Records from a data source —
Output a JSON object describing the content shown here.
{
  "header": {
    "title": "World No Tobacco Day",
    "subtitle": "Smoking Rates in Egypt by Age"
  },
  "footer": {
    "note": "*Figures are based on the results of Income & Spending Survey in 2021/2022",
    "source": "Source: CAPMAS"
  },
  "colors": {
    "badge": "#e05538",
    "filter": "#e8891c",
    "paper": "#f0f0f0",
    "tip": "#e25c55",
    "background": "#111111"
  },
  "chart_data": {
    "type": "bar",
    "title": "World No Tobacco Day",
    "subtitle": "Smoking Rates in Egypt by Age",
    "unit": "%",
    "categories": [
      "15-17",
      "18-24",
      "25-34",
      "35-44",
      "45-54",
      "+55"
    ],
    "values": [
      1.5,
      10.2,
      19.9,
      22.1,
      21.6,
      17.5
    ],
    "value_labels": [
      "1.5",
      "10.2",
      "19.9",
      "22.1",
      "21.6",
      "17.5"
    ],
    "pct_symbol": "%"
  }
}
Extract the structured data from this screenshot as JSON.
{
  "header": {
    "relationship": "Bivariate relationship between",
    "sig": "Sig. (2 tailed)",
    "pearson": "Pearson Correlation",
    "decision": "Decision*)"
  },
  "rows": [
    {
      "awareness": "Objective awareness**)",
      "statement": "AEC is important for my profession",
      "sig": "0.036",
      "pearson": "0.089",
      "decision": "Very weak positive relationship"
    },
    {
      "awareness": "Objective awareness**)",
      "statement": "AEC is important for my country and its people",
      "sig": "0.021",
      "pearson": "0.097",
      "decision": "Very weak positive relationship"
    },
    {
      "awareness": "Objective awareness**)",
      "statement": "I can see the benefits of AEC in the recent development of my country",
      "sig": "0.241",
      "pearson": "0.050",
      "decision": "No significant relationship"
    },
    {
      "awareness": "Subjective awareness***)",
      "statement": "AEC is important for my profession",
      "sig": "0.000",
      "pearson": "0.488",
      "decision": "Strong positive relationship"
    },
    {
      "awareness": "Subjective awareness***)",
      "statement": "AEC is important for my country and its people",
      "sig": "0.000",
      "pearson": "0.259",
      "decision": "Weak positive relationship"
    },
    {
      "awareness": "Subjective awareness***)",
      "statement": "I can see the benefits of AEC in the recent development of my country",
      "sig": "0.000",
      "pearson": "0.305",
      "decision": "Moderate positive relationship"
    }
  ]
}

WHAT THE TASK REQUIRES — Retype the whole listing above exactly.

THE COMPLETED TASK —
Output a JSON object describing the content shown here.
{
  "header": {
    "title": "World No Tobacco Day",
    "subtitle": "Smoking Rates in Egypt by Age"
  },
  "footer": {
    "note": "*Figures are based on the results of Income & Spending Survey in 2021/2022",
    "source": "Source: CAPMAS"
  },
  "colors": {
    "badge": "#e05538",
    "filter": "#e8891c",
    "paper": "#f0f0f0",
    "tip": "#e25c55",
    "background": "#111111"
  },
  "chart_data": {
    "type": "bar",
    "title": "World No Tobacco Day",
    "subtitle": "Smoking Rates in Egypt by Age",
    "unit": "%",
    "categories": [
      "15-17",
      "18-24",
      "25-34",
      "35-44",
      "45-54",
      "+55"
    ],
    "values": [
      1.5,
      10.2,
      19.9,
      22.1,
      21.6,
      17.5
    ],
    "value_labels": [
      "1.5",
      "10.2",
      "19.9",
      "22.1",
      "21.6",
      "17.5"
    ],
    "pct_symbol": "%"
  }
}
Extract the structured data from this screenshot as JSON.
{
  "header": {
    "relationship": "Bivariate relationship between",
    "sig": "Sig. (2 tailed)",
    "pearson": "Pearson Correlation",
    "decision": "Decision*)"
  },
  "rows": [
    {
      "awareness": "Objective awareness**)",
      "statement": "AEC is important for my profession",
      "sig": "0.036",
      "pearson": "0.089",
      "decision": "Very weak positive relationship"
    },
    {
      "awareness": "Objective awareness**)",
      "statement": "AEC is important for my country and its people",
      "sig": "0.021",
      "pearson": "0.097",
      "decision": "Very weak positive relationship"
    },
    {
      "awareness": "Objective awareness**)",
      "statement": "I can see the benefits of AEC in the recent development of my country",
      "sig": "0.241",
      "pearson": "0.050",
      "decision": "No significant relationship"
    },
    {
      "awareness": "Subjective awareness***)",
      "statement": "AEC is important for my profession",
      "sig": "0.000",
      "pearson": "0.488",
      "decision": "Strong positive relationship"
    },
    {
      "awareness": "Subjective awareness***)",
      "statement": "AEC is important for my country and its people",
      "sig": "0.000",
      "pearson": "0.259",
      "decision": "Weak positive relationship"
    },
    {
      "awareness": "Subjective awareness***)",
      "statement": "I can see the benefits of AEC in the recent development of my country",
      "sig": "0.000",
      "pearson": "0.305",
      "decision": "Moderate positive relationship"
    }
  ]
}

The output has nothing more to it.